CHALLENGE | The data below should be printed in full, exactly, and without any of its images.

SUPPLIED ENTRIES |
#####
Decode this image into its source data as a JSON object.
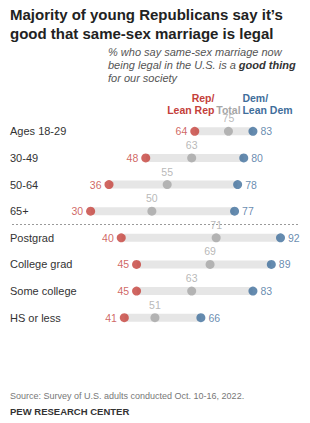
{
  "chart_data": {
    "type": "dot",
    "title": "Majority of young Republicans say it’s good that same-sex marriage is legal",
    "subtitle": "% who say same-sex marriage now being legal in the U.S. is a good thing for our society",
    "subtitle_bold": "good thing",
    "source": "Source: Survey of U.S. adults conducted Oct. 10-16, 2022.",
    "credit": "PEW RESEARCH CENTER",
    "categories": [
      "Ages 18-29",
      "30-49",
      "50-64",
      "65+",
      "Postgrad",
      "College grad",
      "Some college",
      "HS or less"
    ],
    "series": [
      {
        "name": "Rep/Lean Rep",
        "color": "#c4403a",
        "values": [
          64,
          48,
          36,
          30,
          40,
          45,
          45,
          41
        ]
      },
      {
        "name": "Total",
        "color": "#a6a6a6",
        "values": [
          75,
          63,
          55,
          50,
          71,
          69,
          63,
          51
        ]
      },
      {
        "name": "Dem/Lean Dem",
        "color": "#3f6e9b",
        "values": [
          83,
          80,
          78,
          77,
          92,
          89,
          83,
          66
        ]
      }
    ],
    "xlim": [
      20,
      100
    ],
    "data_labels": true,
    "tick_labels": false,
    "grid": false
  }
}
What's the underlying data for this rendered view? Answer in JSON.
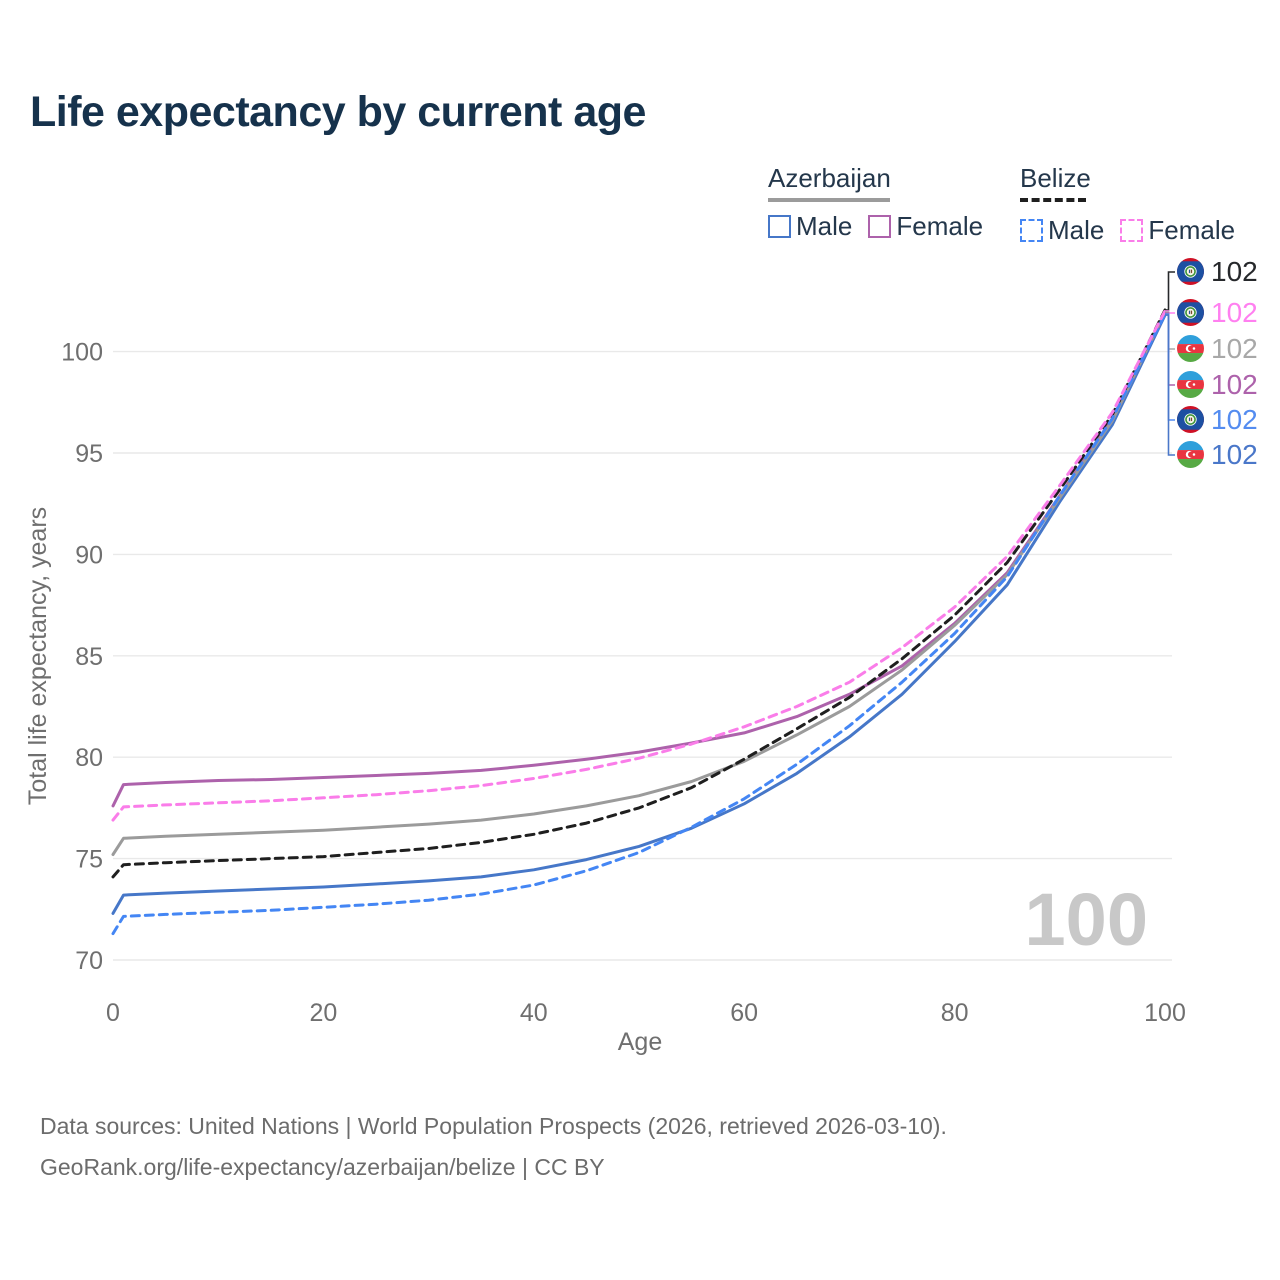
{
  "title": "Life expectancy by current age",
  "legend": {
    "groups": [
      {
        "label": "Azerbaijan",
        "line_style": "solid",
        "underline_color": "#9b9b9b",
        "items": [
          {
            "label": "Male",
            "color": "#4677c8",
            "style": "solid"
          },
          {
            "label": "Female",
            "color": "#ad62ab",
            "style": "solid"
          }
        ]
      },
      {
        "label": "Belize",
        "line_style": "dashed",
        "underline_color": "#1f1f1f",
        "items": [
          {
            "label": "Male",
            "color": "#4486f4",
            "style": "dashed"
          },
          {
            "label": "Female",
            "color": "#fa7de9",
            "style": "dashed"
          }
        ]
      }
    ]
  },
  "chart_data": {
    "type": "line",
    "title": "Life expectancy by current age",
    "xlabel": "Age",
    "ylabel": "Total life expectancy, years",
    "xlim": [
      0,
      100
    ],
    "ylim": [
      70,
      102
    ],
    "xticks": [
      0,
      20,
      40,
      60,
      80,
      100
    ],
    "yticks": [
      70,
      75,
      80,
      85,
      90,
      95,
      100
    ],
    "grid": "horizontal",
    "legend_position": "top-right",
    "x": [
      0,
      1,
      5,
      10,
      15,
      20,
      25,
      30,
      35,
      40,
      45,
      50,
      55,
      60,
      65,
      70,
      75,
      80,
      85,
      90,
      95,
      100
    ],
    "series": [
      {
        "name": "Azerbaijan Male",
        "country": "Azerbaijan",
        "sex": "Male",
        "color": "#4677c8",
        "dash": "solid",
        "values": [
          72.3,
          73.2,
          73.3,
          73.4,
          73.5,
          73.6,
          73.75,
          73.9,
          74.1,
          74.45,
          74.95,
          75.6,
          76.5,
          77.7,
          79.2,
          81.0,
          83.1,
          85.7,
          88.5,
          92.6,
          96.4,
          101.8
        ]
      },
      {
        "name": "Azerbaijan Female",
        "country": "Azerbaijan",
        "sex": "Female",
        "color": "#ad62ab",
        "dash": "solid",
        "values": [
          77.6,
          78.65,
          78.75,
          78.85,
          78.9,
          79.0,
          79.1,
          79.2,
          79.35,
          79.6,
          79.9,
          80.25,
          80.7,
          81.2,
          82.0,
          83.1,
          84.5,
          86.6,
          89.1,
          92.9,
          96.7,
          101.9
        ]
      },
      {
        "name": "Azerbaijan",
        "country": "Azerbaijan",
        "sex": "All",
        "color": "#9b9b9b",
        "dash": "solid",
        "values": [
          75.2,
          76.0,
          76.1,
          76.2,
          76.3,
          76.4,
          76.55,
          76.7,
          76.9,
          77.2,
          77.6,
          78.1,
          78.8,
          79.8,
          81.1,
          82.5,
          84.3,
          86.5,
          89.0,
          92.8,
          96.6,
          101.95
        ]
      },
      {
        "name": "Belize",
        "country": "Belize",
        "sex": "All",
        "color": "#1f1f1f",
        "dash": "dashed",
        "values": [
          74.1,
          74.7,
          74.8,
          74.9,
          75.0,
          75.1,
          75.3,
          75.5,
          75.8,
          76.2,
          76.75,
          77.5,
          78.5,
          79.9,
          81.4,
          82.95,
          84.85,
          87.0,
          89.6,
          93.2,
          96.9,
          102.05
        ]
      },
      {
        "name": "Belize Male",
        "country": "Belize",
        "sex": "Male",
        "color": "#4486f4",
        "dash": "dashed",
        "values": [
          71.3,
          72.15,
          72.25,
          72.35,
          72.45,
          72.6,
          72.75,
          72.95,
          73.25,
          73.7,
          74.4,
          75.3,
          76.55,
          77.95,
          79.65,
          81.55,
          83.7,
          86.1,
          88.9,
          92.9,
          96.7,
          101.85
        ]
      },
      {
        "name": "Belize Female",
        "country": "Belize",
        "sex": "Female",
        "color": "#fa7de9",
        "dash": "dashed",
        "values": [
          76.9,
          77.55,
          77.65,
          77.75,
          77.85,
          78.0,
          78.15,
          78.35,
          78.6,
          78.95,
          79.4,
          79.95,
          80.65,
          81.5,
          82.5,
          83.7,
          85.4,
          87.4,
          89.9,
          93.4,
          97.0,
          102.0
        ]
      }
    ]
  },
  "end_labels": [
    {
      "flag": "belize",
      "series": "Belize",
      "value": "102",
      "color": "#26282b"
    },
    {
      "flag": "belize",
      "series": "Belize Female",
      "value": "102",
      "color": "#ff80f0"
    },
    {
      "flag": "azerbaijan",
      "series": "Azerbaijan",
      "value": "102",
      "color": "#a8a8a8"
    },
    {
      "flag": "azerbaijan",
      "series": "Azerbaijan Female",
      "value": "102",
      "color": "#ad62ab"
    },
    {
      "flag": "belize",
      "series": "Belize Male",
      "value": "102",
      "color": "#548cf0"
    },
    {
      "flag": "azerbaijan",
      "series": "Azerbaijan Male",
      "value": "102",
      "color": "#4a77c9"
    }
  ],
  "watermark": "100",
  "footer": {
    "line1": "Data sources: United Nations | World Population Prospects (2026, retrieved 2026-03-10).",
    "line2": "GeoRank.org/life-expectancy/azerbaijan/belize | CC BY"
  },
  "colors": {
    "title_text": "#16324c",
    "legend_text": "#24374b",
    "axis_text": "#6f6f6f",
    "grid": "#e9e9e9",
    "watermark": "#c8c8c8",
    "footer_text": "#6c6c6c"
  }
}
#####
SOLUTION TO THIS PROBLEM |
Decode this image into its source data as a JSON object.
{
  "chart_data": {
    "type": "dot",
    "title": "Majority of young Republicans say it’s good that same-sex marriage is legal",
    "subtitle": "% who say same-sex marriage now being legal in the U.S. is a good thing for our society",
    "subtitle_bold": "good thing",
    "source": "Source: Survey of U.S. adults conducted Oct. 10-16, 2022.",
    "credit": "PEW RESEARCH CENTER",
    "categories": [
      "Ages 18-29",
      "30-49",
      "50-64",
      "65+",
      "Postgrad",
      "College grad",
      "Some college",
      "HS or less"
    ],
    "series": [
      {
        "name": "Rep/Lean Rep",
        "color": "#c4403a",
        "values": [
          64,
          48,
          36,
          30,
          40,
          45,
          45,
          41
        ]
      },
      {
        "name": "Total",
        "color": "#a6a6a6",
        "values": [
          75,
          63,
          55,
          50,
          71,
          69,
          63,
          51
        ]
      },
      {
        "name": "Dem/Lean Dem",
        "color": "#3f6e9b",
        "values": [
          83,
          80,
          78,
          77,
          92,
          89,
          83,
          66
        ]
      }
    ],
    "xlim": [
      20,
      100
    ],
    "data_labels": true,
    "tick_labels": false,
    "grid": false
  }
}
What's the underlying data for this rendered view? Answer in JSON.
{
  "title": "Life expectancy by current age",
  "legend": {
    "groups": [
      {
        "label": "Azerbaijan",
        "line_style": "solid",
        "underline_color": "#9b9b9b",
        "items": [
          {
            "label": "Male",
            "color": "#4677c8",
            "style": "solid"
          },
          {
            "label": "Female",
            "color": "#ad62ab",
            "style": "solid"
          }
        ]
      },
      {
        "label": "Belize",
        "line_style": "dashed",
        "underline_color": "#1f1f1f",
        "items": [
          {
            "label": "Male",
            "color": "#4486f4",
            "style": "dashed"
          },
          {
            "label": "Female",
            "color": "#fa7de9",
            "style": "dashed"
          }
        ]
      }
    ]
  },
  "chart_data": {
    "type": "line",
    "title": "Life expectancy by current age",
    "xlabel": "Age",
    "ylabel": "Total life expectancy, years",
    "xlim": [
      0,
      100
    ],
    "ylim": [
      70,
      102
    ],
    "xticks": [
      0,
      20,
      40,
      60,
      80,
      100
    ],
    "yticks": [
      70,
      75,
      80,
      85,
      90,
      95,
      100
    ],
    "grid": "horizontal",
    "legend_position": "top-right",
    "x": [
      0,
      1,
      5,
      10,
      15,
      20,
      25,
      30,
      35,
      40,
      45,
      50,
      55,
      60,
      65,
      70,
      75,
      80,
      85,
      90,
      95,
      100
    ],
    "series": [
      {
        "name": "Azerbaijan Male",
        "country": "Azerbaijan",
        "sex": "Male",
        "color": "#4677c8",
        "dash": "solid",
        "values": [
          72.3,
          73.2,
          73.3,
          73.4,
          73.5,
          73.6,
          73.75,
          73.9,
          74.1,
          74.45,
          74.95,
          75.6,
          76.5,
          77.7,
          79.2,
          81.0,
          83.1,
          85.7,
          88.5,
          92.6,
          96.4,
          101.8
        ]
      },
      {
        "name": "Azerbaijan Female",
        "country": "Azerbaijan",
        "sex": "Female",
        "color": "#ad62ab",
        "dash": "solid",
        "values": [
          77.6,
          78.65,
          78.75,
          78.85,
          78.9,
          79.0,
          79.1,
          79.2,
          79.35,
          79.6,
          79.9,
          80.25,
          80.7,
          81.2,
          82.0,
          83.1,
          84.5,
          86.6,
          89.1,
          92.9,
          96.7,
          101.9
        ]
      },
      {
        "name": "Azerbaijan",
        "country": "Azerbaijan",
        "sex": "All",
        "color": "#9b9b9b",
        "dash": "solid",
        "values": [
          75.2,
          76.0,
          76.1,
          76.2,
          76.3,
          76.4,
          76.55,
          76.7,
          76.9,
          77.2,
          77.6,
          78.1,
          78.8,
          79.8,
          81.1,
          82.5,
          84.3,
          86.5,
          89.0,
          92.8,
          96.6,
          101.95
        ]
      },
      {
        "name": "Belize",
        "country": "Belize",
        "sex": "All",
        "color": "#1f1f1f",
        "dash": "dashed",
        "values": [
          74.1,
          74.7,
          74.8,
          74.9,
          75.0,
          75.1,
          75.3,
          75.5,
          75.8,
          76.2,
          76.75,
          77.5,
          78.5,
          79.9,
          81.4,
          82.95,
          84.85,
          87.0,
          89.6,
          93.2,
          96.9,
          102.05
        ]
      },
      {
        "name": "Belize Male",
        "country": "Belize",
        "sex": "Male",
        "color": "#4486f4",
        "dash": "dashed",
        "values": [
          71.3,
          72.15,
          72.25,
          72.35,
          72.45,
          72.6,
          72.75,
          72.95,
          73.25,
          73.7,
          74.4,
          75.3,
          76.55,
          77.95,
          79.65,
          81.55,
          83.7,
          86.1,
          88.9,
          92.9,
          96.7,
          101.85
        ]
      },
      {
        "name": "Belize Female",
        "country": "Belize",
        "sex": "Female",
        "color": "#fa7de9",
        "dash": "dashed",
        "values": [
          76.9,
          77.55,
          77.65,
          77.75,
          77.85,
          78.0,
          78.15,
          78.35,
          78.6,
          78.95,
          79.4,
          79.95,
          80.65,
          81.5,
          82.5,
          83.7,
          85.4,
          87.4,
          89.9,
          93.4,
          97.0,
          102.0
        ]
      }
    ]
  },
  "end_labels": [
    {
      "flag": "belize",
      "series": "Belize",
      "value": "102",
      "color": "#26282b"
    },
    {
      "flag": "belize",
      "series": "Belize Female",
      "value": "102",
      "color": "#ff80f0"
    },
    {
      "flag": "azerbaijan",
      "series": "Azerbaijan",
      "value": "102",
      "color": "#a8a8a8"
    },
    {
      "flag": "azerbaijan",
      "series": "Azerbaijan Female",
      "value": "102",
      "color": "#ad62ab"
    },
    {
      "flag": "belize",
      "series": "Belize Male",
      "value": "102",
      "color": "#548cf0"
    },
    {
      "flag": "azerbaijan",
      "series": "Azerbaijan Male",
      "value": "102",
      "color": "#4a77c9"
    }
  ],
  "watermark": "100",
  "footer": {
    "line1": "Data sources: United Nations | World Population Prospects (2026, retrieved 2026-03-10).",
    "line2": "GeoRank.org/life-expectancy/azerbaijan/belize | CC BY"
  },
  "colors": {
    "title_text": "#16324c",
    "legend_text": "#24374b",
    "axis_text": "#6f6f6f",
    "grid": "#e9e9e9",
    "watermark": "#c8c8c8",
    "footer_text": "#6c6c6c"
  }
}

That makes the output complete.